◆ **TASK OBJECTIVE**
Reproduce all records exactly.

• • •

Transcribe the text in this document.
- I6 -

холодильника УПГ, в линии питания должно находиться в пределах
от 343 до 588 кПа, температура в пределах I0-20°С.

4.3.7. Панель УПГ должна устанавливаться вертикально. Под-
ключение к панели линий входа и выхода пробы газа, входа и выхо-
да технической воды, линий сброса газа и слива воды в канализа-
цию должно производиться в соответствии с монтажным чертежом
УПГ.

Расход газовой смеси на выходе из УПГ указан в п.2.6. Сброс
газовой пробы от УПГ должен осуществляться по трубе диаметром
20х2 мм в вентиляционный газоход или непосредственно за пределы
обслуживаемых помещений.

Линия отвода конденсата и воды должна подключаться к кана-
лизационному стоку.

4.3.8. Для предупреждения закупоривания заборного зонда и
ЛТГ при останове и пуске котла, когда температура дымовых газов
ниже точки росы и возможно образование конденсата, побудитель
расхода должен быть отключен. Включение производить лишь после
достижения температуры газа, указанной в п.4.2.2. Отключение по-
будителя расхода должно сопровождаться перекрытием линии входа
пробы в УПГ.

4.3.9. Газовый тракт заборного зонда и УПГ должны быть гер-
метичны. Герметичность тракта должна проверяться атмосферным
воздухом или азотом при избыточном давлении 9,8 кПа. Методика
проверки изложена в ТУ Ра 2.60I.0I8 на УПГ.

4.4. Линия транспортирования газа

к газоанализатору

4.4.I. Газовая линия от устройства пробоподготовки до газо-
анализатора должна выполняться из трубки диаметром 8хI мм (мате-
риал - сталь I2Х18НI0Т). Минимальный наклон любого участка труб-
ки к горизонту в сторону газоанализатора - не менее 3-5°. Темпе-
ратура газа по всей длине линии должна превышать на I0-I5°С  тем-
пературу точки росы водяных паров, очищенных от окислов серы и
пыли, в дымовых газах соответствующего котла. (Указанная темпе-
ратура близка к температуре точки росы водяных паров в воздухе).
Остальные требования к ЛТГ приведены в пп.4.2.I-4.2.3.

• • •

◆ **RESULT FOR THIS EXERCISE**
Transcribe the text in this document.
- I6 -

холодильника УПГ, в линии питания должно находиться в пределах
от 343 до 588 кПа, температура в пределах I0-20°С.

4.3.7. Панель УПГ должна устанавливаться вертикально. Под-
ключение к панели линий входа и выхода пробы газа, входа и выхо-
да технической воды, линий сброса газа и слива воды в канализа-
цию должно производиться в соответствии с монтажным чертежом
УПГ.

Расход газовой смеси на выходе из УПГ указан в п.2.6. Сброс
газовой пробы от УПГ должен осуществляться по трубе диаметром
20х2 мм в вентиляционный газоход или непосредственно за пределы
обслуживаемых помещений.

Линия отвода конденсата и воды должна подключаться к кана-
лизационному стоку.

4.3.8. Для предупреждения закупоривания заборного зонда и
ЛТГ при останове и пуске котла, когда температура дымовых газов
ниже точки росы и возможно образование конденсата, побудитель
расхода должен быть отключен. Включение производить лишь после
достижения температуры газа, указанной в п.4.2.2. Отключение по-
будителя расхода должно сопровождаться перекрытием линии входа
пробы в УПГ.

4.3.9. Газовый тракт заборного зонда и УПГ должны быть гер-
метичны. Герметичность тракта должна проверяться атмосферным
воздухом или азотом при избыточном давлении 9,8 кПа. Методика
проверки изложена в ТУ Ра 2.60I.0I8 на УПГ.

4.4. Линия транспортирования газа

к газоанализатору

4.4.I. Газовая линия от устройства пробоподготовки до газо-
анализатора должна выполняться из трубки диаметром 8хI мм (мате-
риал - сталь I2Х18НI0Т). Минимальный наклон любого участка труб-
ки к горизонту в сторону газоанализатора - не менее 3-5°. Темпе-
ратура газа по всей длине линии должна превышать на I0-I5°С  тем-
пературу точки росы водяных паров, очищенных от окислов серы и
пыли, в дымовых газах соответствующего котла. (Указанная темпе-
ратура близка к температуре точки росы водяных паров в воздухе).
Остальные требования к ЛТГ приведены в пп.4.2.I-4.2.3.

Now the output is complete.